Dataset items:
####################

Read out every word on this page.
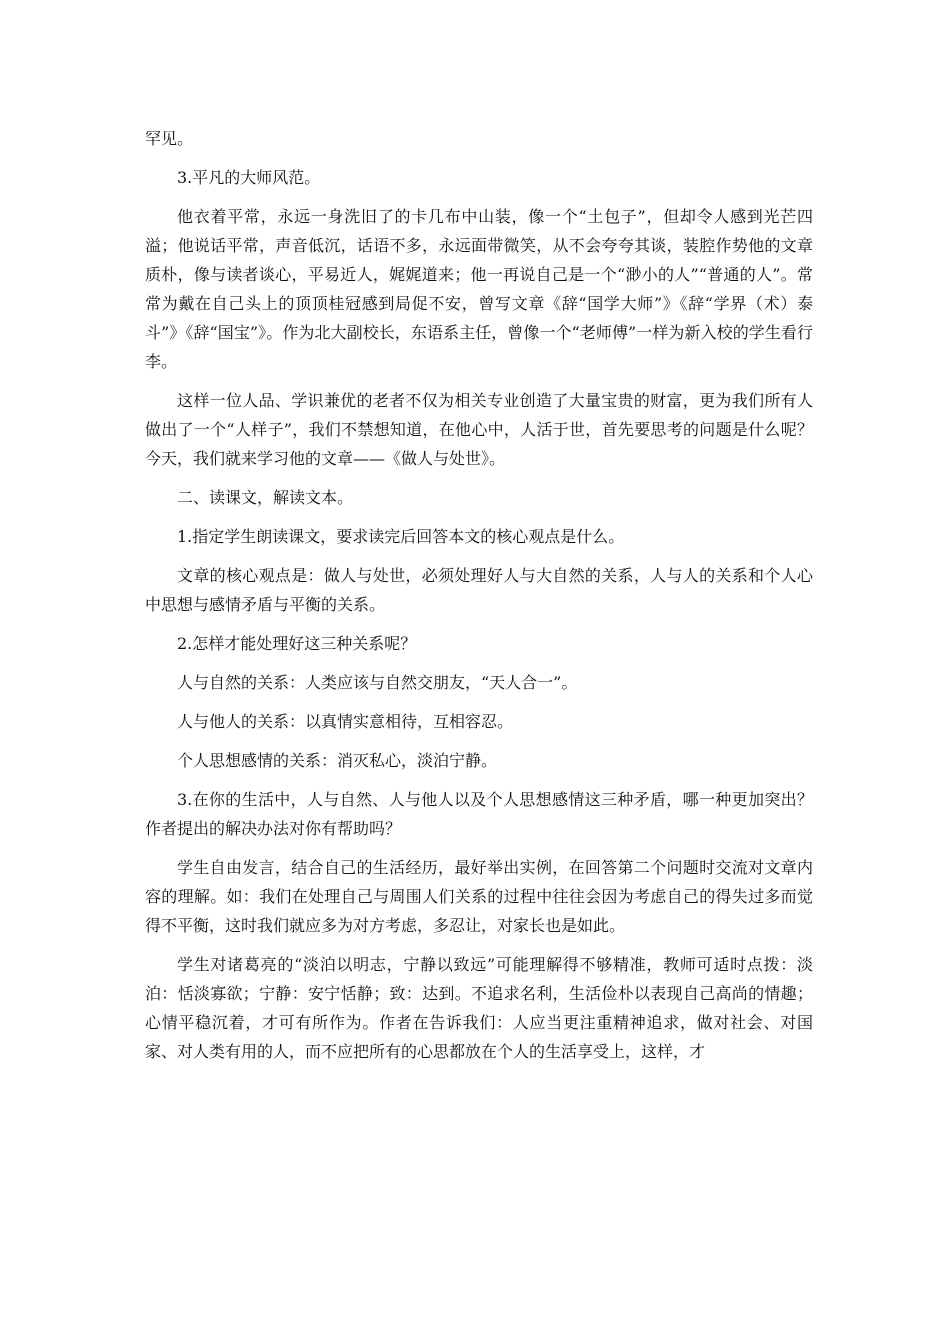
罕见。

3.平凡的大师风范。

他衣着平常，永远一身洗旧了的卡几布中山装，像一个“土包子”，但却令人感到光芒四溢；他说话平常，声音低沉，话语不多，永远面带微笑，从不会夸夸其谈，装腔作势他的文章质朴，像与读者谈心，平易近人，娓娓道来；他一再说自己是一个“渺小的人”“普通的人”。常常为戴在自己头上的顶顶桂冠感到局促不安，曾写文章《辞“国学大师”》《辞“学界（术）泰斗”》《辞“国宝”》。作为北大副校长，东语系主任，曾像一个“老师傅”一样为新入校的学生看行李。

这样一位人品、学识兼优的老者不仅为相关专业创造了大量宝贵的财富，更为我们所有人做出了一个“人样子”，我们不禁想知道，在他心中，人活于世，首先要思考的问题是什么呢？今天，我们就来学习他的文章——《做人与处世》。

二、读课文，解读文本。

1.指定学生朗读课文，要求读完后回答本文的核心观点是什么。

文章的核心观点是：做人与处世，必须处理好人与大自然的关系，人与人的关系和个人心中思想与感情矛盾与平衡的关系。

2.怎样才能处理好这三种关系呢？

人与自然的关系：人类应该与自然交朋友，“天人合一”。

人与他人的关系：以真情实意相待，互相容忍。

个人思想感情的关系：消灭私心，淡泊宁静。

3.在你的生活中，人与自然、人与他人以及个人思想感情这三种矛盾，哪一种更加突出？作者提出的解决办法对你有帮助吗？

学生自由发言，结合自己的生活经历，最好举出实例，在回答第二个问题时交流对文章内容的理解。如：我们在处理自己与周围人们关系的过程中往往会因为考虑自己的得失过多而觉得不平衡，这时我们就应多为对方考虑，多忍让，对家长也是如此。

学生对诸葛亮的“淡泊以明志，宁静以致远”可能理解得不够精准，教师可适时点拨：淡泊：恬淡寡欲；宁静：安宁恬静；致：达到。不追求名利，生活俭朴以表现自己高尚的情趣；心情平稳沉着，才可有所作为。作者在告诉我们：人应当更注重精神追求，做对社会、对国家、对人类有用的人，而不应把所有的心思都放在个人的生活享受上，这样，才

####################

Exercise objective -> Write out all the entries word for word, but skip any images.

Result for this exercise ->
Read out every word on this page.
罕见。

3.平凡的大师风范。

他衣着平常，永远一身洗旧了的卡几布中山装，像一个“土包子”，但却令人感到光芒四溢；他说话平常，声音低沉，话语不多，永远面带微笑，从不会夸夸其谈，装腔作势他的文章质朴，像与读者谈心，平易近人，娓娓道来；他一再说自己是一个“渺小的人”“普通的人”。常常为戴在自己头上的顶顶桂冠感到局促不安，曾写文章《辞“国学大师”》《辞“学界（术）泰斗”》《辞“国宝”》。作为北大副校长，东语系主任，曾像一个“老师傅”一样为新入校的学生看行李。

这样一位人品、学识兼优的老者不仅为相关专业创造了大量宝贵的财富，更为我们所有人做出了一个“人样子”，我们不禁想知道，在他心中，人活于世，首先要思考的问题是什么呢？今天，我们就来学习他的文章——《做人与处世》。

二、读课文，解读文本。

1.指定学生朗读课文，要求读完后回答本文的核心观点是什么。

文章的核心观点是：做人与处世，必须处理好人与大自然的关系，人与人的关系和个人心中思想与感情矛盾与平衡的关系。

2.怎样才能处理好这三种关系呢？

人与自然的关系：人类应该与自然交朋友，“天人合一”。

人与他人的关系：以真情实意相待，互相容忍。

个人思想感情的关系：消灭私心，淡泊宁静。

3.在你的生活中，人与自然、人与他人以及个人思想感情这三种矛盾，哪一种更加突出？作者提出的解决办法对你有帮助吗？

学生自由发言，结合自己的生活经历，最好举出实例，在回答第二个问题时交流对文章内容的理解。如：我们在处理自己与周围人们关系的过程中往往会因为考虑自己的得失过多而觉得不平衡，这时我们就应多为对方考虑，多忍让，对家长也是如此。

学生对诸葛亮的“淡泊以明志，宁静以致远”可能理解得不够精准，教师可适时点拨：淡泊：恬淡寡欲；宁静：安宁恬静；致：达到。不追求名利，生活俭朴以表现自己高尚的情趣；心情平稳沉着，才可有所作为。作者在告诉我们：人应当更注重精神追求，做对社会、对国家、对人类有用的人，而不应把所有的心思都放在个人的生活享受上，这样，才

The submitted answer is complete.